### Description of the task
Go through the lines below and copy each one that holds the string "icon".

### Dataset rows
* Start *
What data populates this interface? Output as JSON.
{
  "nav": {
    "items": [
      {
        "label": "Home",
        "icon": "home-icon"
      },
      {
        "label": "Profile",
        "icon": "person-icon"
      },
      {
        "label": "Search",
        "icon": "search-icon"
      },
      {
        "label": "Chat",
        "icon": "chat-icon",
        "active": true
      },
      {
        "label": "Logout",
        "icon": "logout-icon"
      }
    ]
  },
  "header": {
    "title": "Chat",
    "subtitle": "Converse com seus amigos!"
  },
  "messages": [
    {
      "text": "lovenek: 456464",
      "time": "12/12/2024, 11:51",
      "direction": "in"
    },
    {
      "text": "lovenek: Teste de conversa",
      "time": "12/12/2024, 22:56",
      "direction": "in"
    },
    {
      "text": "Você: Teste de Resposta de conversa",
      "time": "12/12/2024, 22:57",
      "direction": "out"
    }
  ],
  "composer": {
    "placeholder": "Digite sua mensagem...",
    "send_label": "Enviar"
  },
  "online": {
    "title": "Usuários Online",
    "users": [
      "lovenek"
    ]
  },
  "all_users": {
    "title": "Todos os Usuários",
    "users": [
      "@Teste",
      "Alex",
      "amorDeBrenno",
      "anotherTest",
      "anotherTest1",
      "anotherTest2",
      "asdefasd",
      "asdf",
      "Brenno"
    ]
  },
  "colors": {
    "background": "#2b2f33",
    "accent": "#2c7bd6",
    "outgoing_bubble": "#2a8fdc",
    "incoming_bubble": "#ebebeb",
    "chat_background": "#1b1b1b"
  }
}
* End *
* Start *
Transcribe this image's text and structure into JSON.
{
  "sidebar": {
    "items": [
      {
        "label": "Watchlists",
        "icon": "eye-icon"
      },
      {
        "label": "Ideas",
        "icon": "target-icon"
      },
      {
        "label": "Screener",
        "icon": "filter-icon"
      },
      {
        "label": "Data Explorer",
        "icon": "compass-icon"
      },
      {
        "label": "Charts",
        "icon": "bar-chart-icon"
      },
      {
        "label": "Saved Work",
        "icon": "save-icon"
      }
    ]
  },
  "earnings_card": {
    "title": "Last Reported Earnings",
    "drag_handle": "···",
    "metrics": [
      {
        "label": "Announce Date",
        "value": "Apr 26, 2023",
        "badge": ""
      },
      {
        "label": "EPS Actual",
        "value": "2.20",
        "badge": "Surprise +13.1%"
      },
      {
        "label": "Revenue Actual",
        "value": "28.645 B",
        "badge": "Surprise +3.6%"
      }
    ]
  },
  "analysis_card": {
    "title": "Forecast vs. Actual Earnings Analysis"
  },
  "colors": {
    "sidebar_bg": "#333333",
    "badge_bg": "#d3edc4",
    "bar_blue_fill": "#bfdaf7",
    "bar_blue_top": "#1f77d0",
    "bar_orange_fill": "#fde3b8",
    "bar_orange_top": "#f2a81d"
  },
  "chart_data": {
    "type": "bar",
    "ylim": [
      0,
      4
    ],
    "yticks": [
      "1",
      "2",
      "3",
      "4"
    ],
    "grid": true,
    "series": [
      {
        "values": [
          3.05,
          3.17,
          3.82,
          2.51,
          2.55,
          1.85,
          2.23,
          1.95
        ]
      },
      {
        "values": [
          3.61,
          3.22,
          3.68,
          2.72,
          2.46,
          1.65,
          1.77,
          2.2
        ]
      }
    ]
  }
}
* End *
### Exercise result
        "icon": "home-icon"
        "icon": "person-icon"
        "icon": "search-icon"
        "icon": "chat-icon",
        "icon": "logout-icon"
        "icon": "eye-icon"
        "icon": "target-icon"
        "icon": "filter-icon"
        "icon": "compass-icon"
        "icon": "bar-chart-icon"
        "icon": "save-icon"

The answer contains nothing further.